◆ **GIVEN REQUEST**: Transcribe all the entries word for word, skipping the pictures.

◆ **WORKING DATA**:
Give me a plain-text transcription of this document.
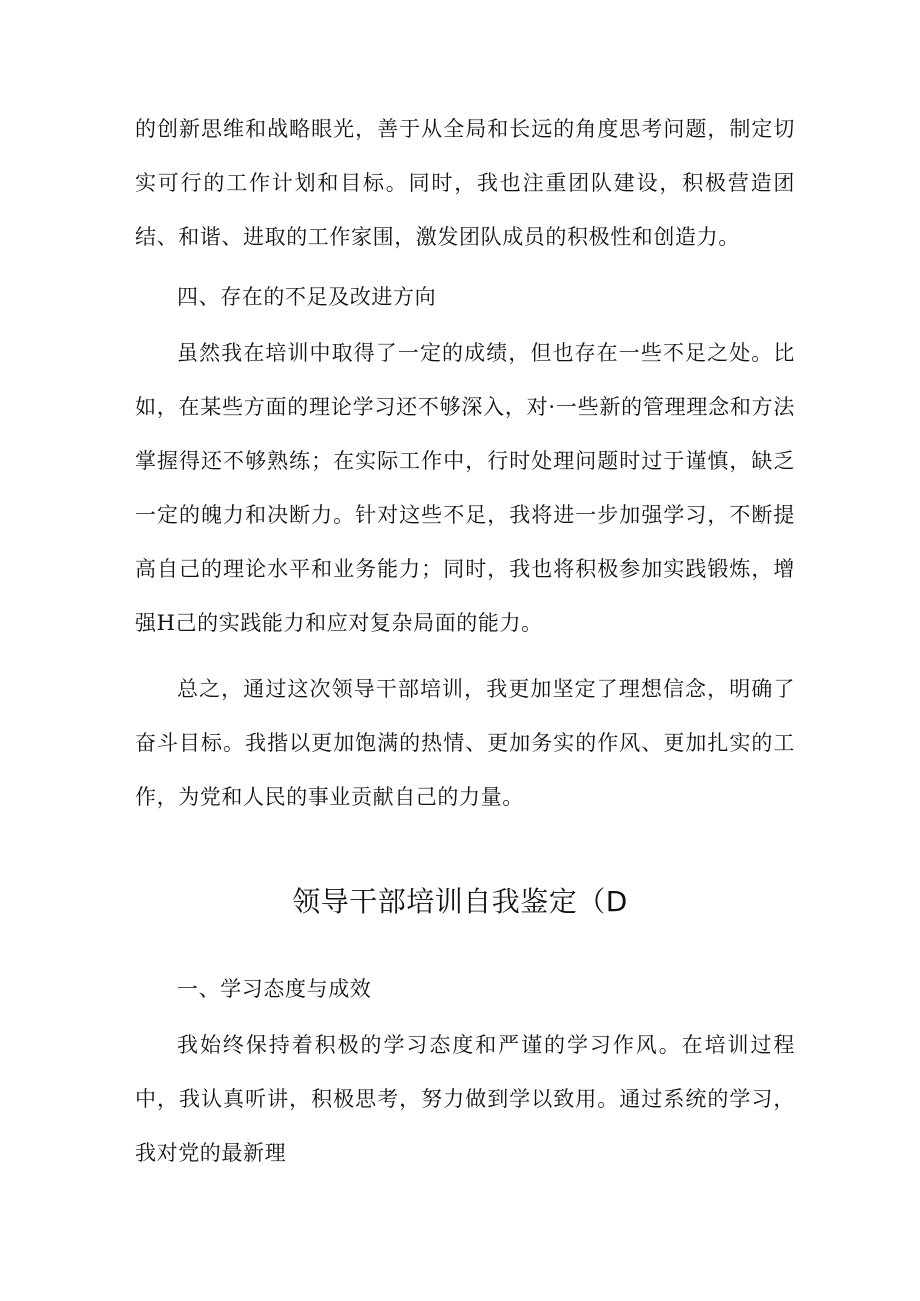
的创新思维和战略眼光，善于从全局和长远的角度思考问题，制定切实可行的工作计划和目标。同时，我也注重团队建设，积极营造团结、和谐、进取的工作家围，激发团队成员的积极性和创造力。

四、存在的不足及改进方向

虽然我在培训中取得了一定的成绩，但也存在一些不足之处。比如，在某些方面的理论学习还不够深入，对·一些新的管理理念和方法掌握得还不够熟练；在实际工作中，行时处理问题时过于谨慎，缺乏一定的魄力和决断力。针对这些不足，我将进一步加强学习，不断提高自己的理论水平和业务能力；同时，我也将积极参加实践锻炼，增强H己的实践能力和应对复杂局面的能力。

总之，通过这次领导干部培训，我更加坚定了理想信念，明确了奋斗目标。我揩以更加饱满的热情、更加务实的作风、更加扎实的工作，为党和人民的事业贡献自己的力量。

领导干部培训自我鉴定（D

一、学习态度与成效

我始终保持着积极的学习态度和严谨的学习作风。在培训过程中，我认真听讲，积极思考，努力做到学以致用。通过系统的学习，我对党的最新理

◆ **RESULT FOR THIS TASK**:
Give me a plain-text transcription of this document.
的创新思维和战略眼光，善于从全局和长远的角度思考问题，制定切实可行的工作计划和目标。同时，我也注重团队建设，积极营造团结、和谐、进取的工作家围，激发团队成员的积极性和创造力。

四、存在的不足及改进方向

虽然我在培训中取得了一定的成绩，但也存在一些不足之处。比如，在某些方面的理论学习还不够深入，对·一些新的管理理念和方法掌握得还不够熟练；在实际工作中，行时处理问题时过于谨慎，缺乏一定的魄力和决断力。针对这些不足，我将进一步加强学习，不断提高自己的理论水平和业务能力；同时，我也将积极参加实践锻炼，增强H己的实践能力和应对复杂局面的能力。

总之，通过这次领导干部培训，我更加坚定了理想信念，明确了奋斗目标。我揩以更加饱满的热情、更加务实的作风、更加扎实的工作，为党和人民的事业贡献自己的力量。

领导干部培训自我鉴定（D

一、学习态度与成效

我始终保持着积极的学习态度和严谨的学习作风。在培训过程中，我认真听讲，积极思考，努力做到学以致用。通过系统的学习，我对党的最新理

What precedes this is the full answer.